From the listing below, return each line that includes "results".
··· Material provided
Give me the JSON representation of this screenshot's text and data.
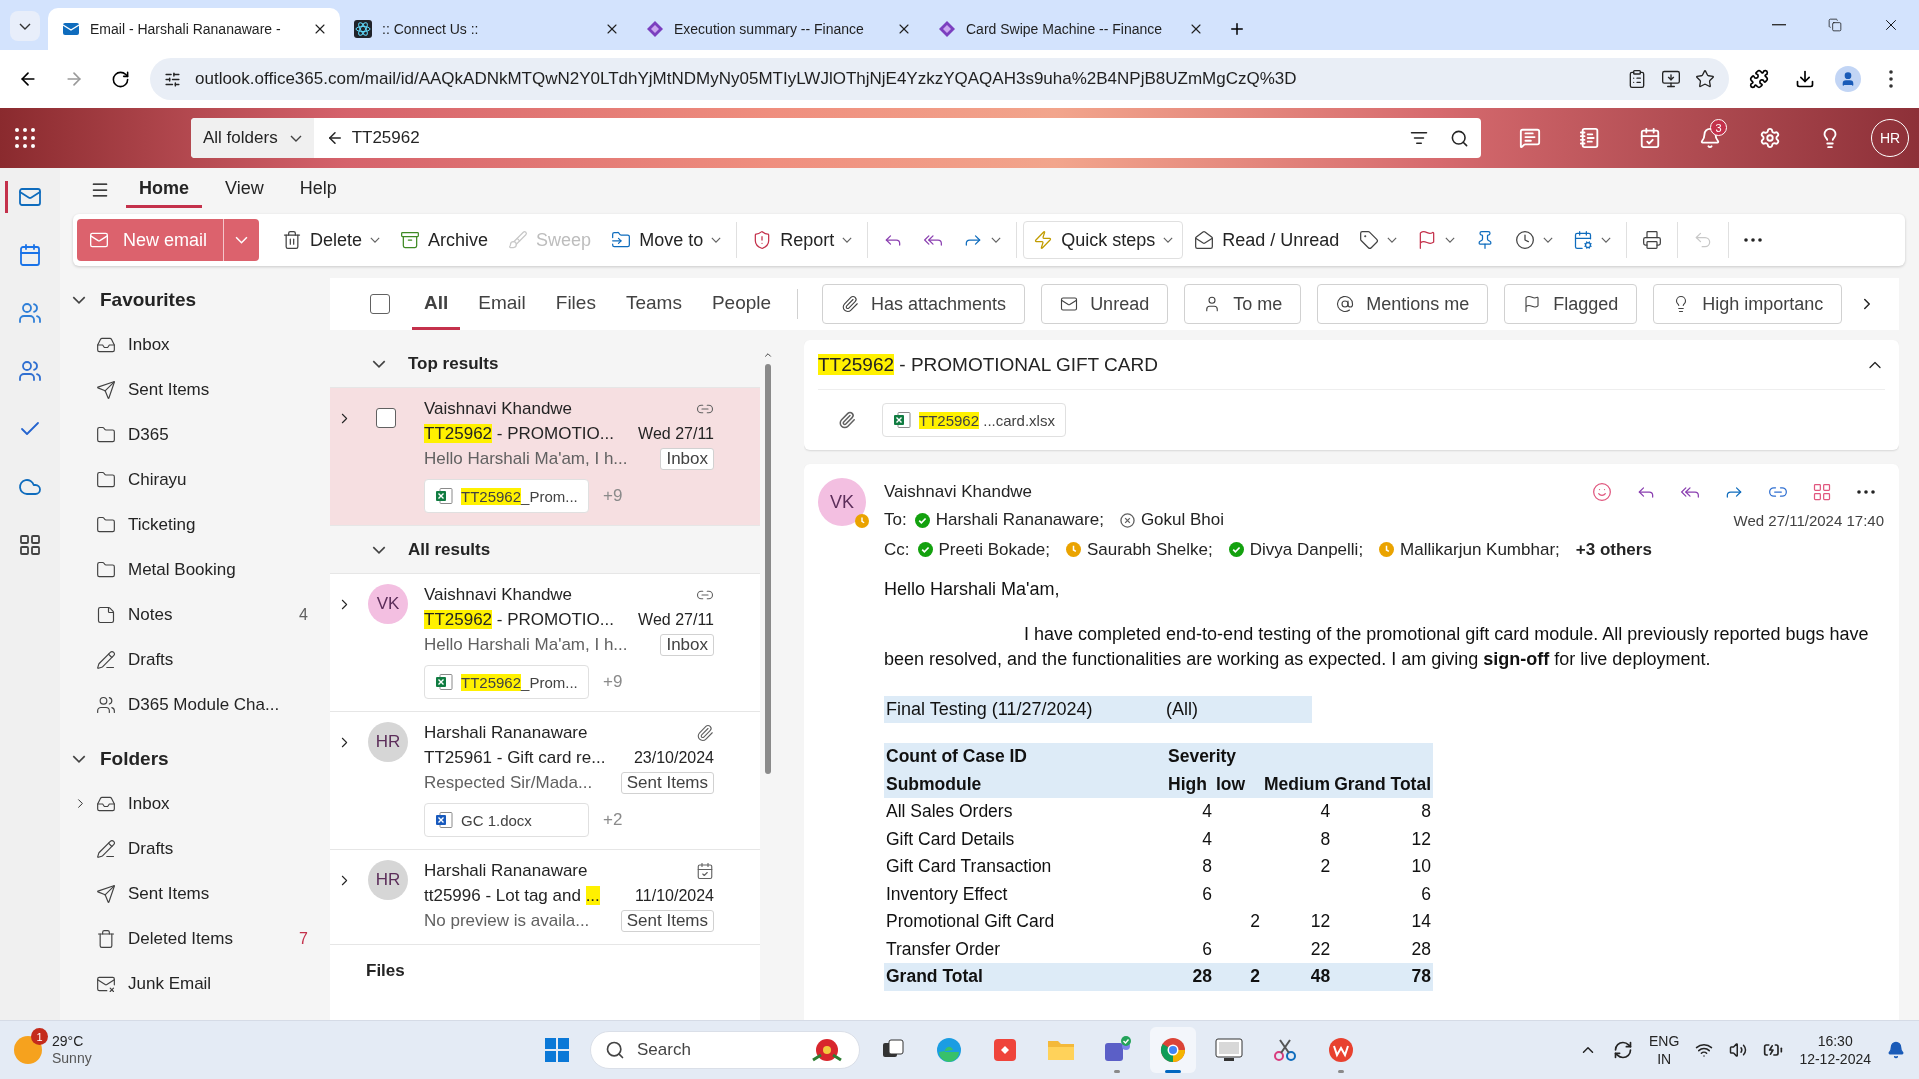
{
  "browser": {
    "tabs": [
      {
        "kind": "mail",
        "title": "Email - Harshali Rananaware -",
        "selected": true
      },
      {
        "kind": "atom",
        "title": ":: Connect Us ::",
        "selected": false
      },
      {
        "kind": "diamond",
        "title": "Execution summary -- Finance",
        "selected": false
      },
      {
        "kind": "diamond",
        "title": "Card Swipe Machine -- Finance",
        "selected": false
      }
    ],
    "url": "outlook.office365.com/mail/id/AAQkADNkMTQwN2Y0LTdhYjMtNDMyNy05MTIyLWJlOThjNjE4YzkzYQAQAH3s9uha%2B4NPjB8UZmMgCzQ%3D"
  },
  "header": {
    "scope": "All folders",
    "search": "TT25962",
    "notifications": "3",
    "avatar": "HR"
  },
  "rail": [
    {
      "kind": "mail",
      "selected": true
    },
    {
      "kind": "calendar",
      "selected": false
    },
    {
      "kind": "people",
      "selected": false
    },
    {
      "kind": "groups",
      "selected": false
    },
    {
      "kind": "todo",
      "selected": false
    },
    {
      "kind": "cloud",
      "selected": false
    },
    {
      "kind": "apps",
      "selected": false
    }
  ],
  "ribbon": {
    "tabs": [
      {
        "label": "Home",
        "selected": true
      },
      {
        "label": "View",
        "selected": false
      },
      {
        "label": "Help",
        "selected": false
      }
    ],
    "new_email": "New email",
    "groups": [
      [
        {
          "kind": "delete",
          "label": "Delete",
          "dropdown": true,
          "disabled": false
        },
        {
          "kind": "archive",
          "label": "Archive",
          "dropdown": false,
          "disabled": false
        },
        {
          "kind": "sweep",
          "label": "Sweep",
          "dropdown": false,
          "disabled": true
        },
        {
          "kind": "move",
          "label": "Move to",
          "dropdown": true,
          "disabled": false
        }
      ],
      [
        {
          "kind": "report",
          "label": "Report",
          "dropdown": true,
          "disabled": false
        }
      ],
      [
        {
          "kind": "reply",
          "dropdown": false,
          "disabled": false
        },
        {
          "kind": "reply_all",
          "dropdown": false,
          "disabled": false
        },
        {
          "kind": "forward",
          "dropdown": true,
          "disabled": false
        }
      ],
      [
        {
          "kind": "quick_steps",
          "label": "Quick steps",
          "dropdown": true,
          "disabled": false
        },
        {
          "kind": "read",
          "label": "Read / Unread",
          "dropdown": false,
          "disabled": false
        },
        {
          "kind": "tag",
          "dropdown": true,
          "disabled": false
        },
        {
          "kind": "flag",
          "dropdown": true,
          "disabled": false
        },
        {
          "kind": "pin",
          "dropdown": false,
          "disabled": false
        },
        {
          "kind": "snooze",
          "dropdown": true,
          "disabled": false
        },
        {
          "kind": "rules",
          "dropdown": true,
          "disabled": false
        }
      ],
      [
        {
          "kind": "print",
          "dropdown": false,
          "disabled": false
        }
      ],
      [
        {
          "kind": "undo",
          "dropdown": false,
          "disabled": true
        }
      ],
      [
        {
          "kind": "more",
          "dropdown": false,
          "disabled": false
        }
      ]
    ]
  },
  "favourites": {
    "title": "Favourites",
    "expanded": true,
    "items": [
      {
        "kind": "inbox",
        "label": "Inbox"
      },
      {
        "kind": "sent",
        "label": "Sent Items"
      },
      {
        "kind": "folder",
        "label": "D365"
      },
      {
        "kind": "folder",
        "label": "Chirayu"
      },
      {
        "kind": "folder",
        "label": "Ticketing"
      },
      {
        "kind": "folder",
        "label": "Metal Booking"
      },
      {
        "kind": "notes",
        "label": "Notes",
        "count": {
          "text": "4",
          "unread": false
        }
      },
      {
        "kind": "drafts",
        "label": "Drafts"
      },
      {
        "kind": "group",
        "label": "D365 Module Cha..."
      }
    ]
  },
  "folders": {
    "title": "Folders",
    "expanded": true,
    "items": [
      {
        "kind": "inbox",
        "label": "Inbox",
        "expandable": true
      },
      {
        "kind": "drafts",
        "label": "Drafts",
        "expandable": false
      },
      {
        "kind": "sent",
        "label": "Sent Items",
        "expandable": false
      },
      {
        "kind": "deleted",
        "label": "Deleted Items",
        "expandable": false,
        "count": {
          "text": "7",
          "unread": true
        }
      },
      {
        "kind": "junk",
        "label": "Junk Email",
        "expandable": false
      }
    ]
  },
  "filter_bar": {
    "select_all": false,
    "tabs": [
      {
        "label": "All",
        "selected": true
      },
      {
        "label": "Email",
        "selected": false
      },
      {
        "label": "Files",
        "selected": false
      },
      {
        "label": "Teams",
        "selected": false
      },
      {
        "label": "People",
        "selected": false
      }
    ],
    "chips": [
      {
        "kind": "attachment",
        "label": "Has attachments"
      },
      {
        "kind": "unread",
        "label": "Unread"
      },
      {
        "kind": "person",
        "label": "To me"
      },
      {
        "kind": "mention",
        "label": "Mentions me"
      },
      {
        "kind": "flag",
        "label": "Flagged"
      },
      {
        "kind": "importance",
        "label": "High importanc"
      }
    ]
  },
  "results": [
    {
      "title": "Top results",
      "expanded": true,
      "messages": [
        {
          "lead": {
            "kind": "checkbox",
            "checked": false
          },
          "selected": true,
          "sender": "Vaishnavi Khandwe",
          "status": {
            "kind": "link"
          },
          "subject": [
            {
              "text": "TT25962",
              "highlighted": true
            },
            {
              "text": " - PROMOTIO...",
              "highlighted": false
            }
          ],
          "date": "Wed 27/11",
          "preview": "Hello Harshali Ma'am, I h...",
          "folder": "Inbox",
          "attachment": {
            "kind": "excel",
            "name": [
              {
                "text": "TT25962",
                "highlighted": true
              },
              {
                "text": "_Prom...",
                "highlighted": false
              }
            ],
            "more": "+9"
          }
        }
      ]
    },
    {
      "title": "All results",
      "expanded": true,
      "messages": [
        {
          "lead": {
            "kind": "avatar",
            "initials": "VK",
            "color": "#f3bfe1"
          },
          "selected": false,
          "sender": "Vaishnavi Khandwe",
          "status": {
            "kind": "link"
          },
          "subject": [
            {
              "text": "TT25962",
              "highlighted": true
            },
            {
              "text": " - PROMOTIO...",
              "highlighted": false
            }
          ],
          "date": "Wed 27/11",
          "preview": "Hello Harshali Ma'am, I h...",
          "folder": "Inbox",
          "attachment": {
            "kind": "excel",
            "name": [
              {
                "text": "TT25962",
                "highlighted": true
              },
              {
                "text": "_Prom...",
                "highlighted": false
              }
            ],
            "more": "+9"
          }
        },
        {
          "lead": {
            "kind": "avatar",
            "initials": "HR",
            "color": "#d6d6d6"
          },
          "selected": false,
          "sender": "Harshali Rananaware",
          "status": {
            "kind": "paperclip"
          },
          "subject": [
            {
              "text": "TT25961 - Gift card re...",
              "highlighted": false
            }
          ],
          "date": "23/10/2024",
          "preview": "Respected Sir/Mada...",
          "folder": "Sent Items",
          "attachment": {
            "kind": "word",
            "name": [
              {
                "text": "GC 1.docx",
                "highlighted": false
              }
            ],
            "more": "+2"
          }
        },
        {
          "lead": {
            "kind": "avatar",
            "initials": "HR",
            "color": "#d6d6d6"
          },
          "selected": false,
          "sender": "Harshali Rananaware",
          "status": {
            "kind": "calendar"
          },
          "subject": [
            {
              "text": "tt25996 - Lot tag and ",
              "highlighted": false
            },
            {
              "text": "...",
              "highlighted": true
            }
          ],
          "date": "11/10/2024",
          "preview": "No preview is availa...",
          "folder": "Sent Items"
        }
      ]
    }
  ],
  "files_heading": "Files",
  "reading": {
    "subject": [
      {
        "text": "TT25962",
        "highlighted": true
      },
      {
        "text": " - PROMOTIONAL GIFT CARD",
        "highlighted": false
      }
    ],
    "attachments": [
      {
        "kind": "excel",
        "name": [
          {
            "text": "TT25962",
            "highlighted": true
          },
          {
            "text": " ...card.xlsx",
            "highlighted": false
          }
        ]
      }
    ],
    "message": {
      "avatar": {
        "initials": "VK",
        "color": "#f3bfe1"
      },
      "presence": {
        "kind": "away"
      },
      "sender": "Vaishnavi Khandwe",
      "to_label": "To:",
      "to": [
        {
          "name": "Harshali Rananaware;",
          "presence": {
            "kind": "available"
          }
        },
        {
          "name": "Gokul Bhoi",
          "presence": {
            "kind": "offline"
          }
        }
      ],
      "cc_label": "Cc:",
      "cc": [
        {
          "name": "Preeti Bokade;",
          "presence": {
            "kind": "available"
          }
        },
        {
          "name": "Saurabh Shelke;",
          "presence": {
            "kind": "away"
          }
        },
        {
          "name": "Divya Danpelli;",
          "presence": {
            "kind": "available"
          }
        },
        {
          "name": "Mallikarjun Kumbhar;",
          "presence": {
            "kind": "away"
          }
        }
      ],
      "others": "+3 others",
      "date": "Wed 27/11/2024 17:40",
      "greeting": "Hello Harshali Ma'am,",
      "paragraph": "I have completed end-to-end testing of the promotional gift card module. All previously reported bugs have been resolved, and the functionalities are working as expected. I am giving **sign-off** for live deployment.",
      "filter": {
        "label": "Final Testing (11/27/2024)",
        "value": "(All)"
      },
      "pivot": {
        "header_top": [
          "Count of Case ID",
          "Severity"
        ],
        "header": [
          "Submodule",
          "High",
          "low",
          "Medium",
          "Grand Total"
        ],
        "rows": [
          [
            "All Sales Orders",
            "4",
            null,
            "4",
            "8"
          ],
          [
            "Gift Card Details",
            "4",
            null,
            "8",
            "12"
          ],
          [
            "Gift Card Transaction",
            "8",
            null,
            "2",
            "10"
          ],
          [
            "Inventory Effect",
            "6",
            null,
            null,
            "6"
          ],
          [
            "Promotional Gift Card",
            null,
            "2",
            "12",
            "14"
          ],
          [
            "Transfer Order",
            "6",
            null,
            "22",
            "28"
          ]
        ],
        "total": [
          "Grand Total",
          "28",
          "2",
          "48",
          "78"
        ]
      }
    }
  },
  "taskbar": {
    "weather": {
      "temp": "29°C",
      "condition": "Sunny",
      "badge": "1"
    },
    "search": "Search",
    "apps": [
      {
        "kind": "taskview",
        "running": false,
        "active": false
      },
      {
        "kind": "edge",
        "running": false,
        "active": false
      },
      {
        "kind": "remote",
        "running": false,
        "active": false
      },
      {
        "kind": "explorer",
        "running": false,
        "active": false
      },
      {
        "kind": "teams",
        "running": true,
        "active": false
      },
      {
        "kind": "chrome",
        "running": true,
        "active": true
      },
      {
        "kind": "vnc",
        "running": false,
        "active": false
      },
      {
        "kind": "snip",
        "running": false,
        "active": false
      },
      {
        "kind": "wps",
        "running": true,
        "active": false
      }
    ],
    "lang": "ENG",
    "region": "IN",
    "time": "16:30",
    "date": "12-12-2024"
  }
}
······
Complete response →
  "results": [
      "title": "Top results",
      "title": "All results",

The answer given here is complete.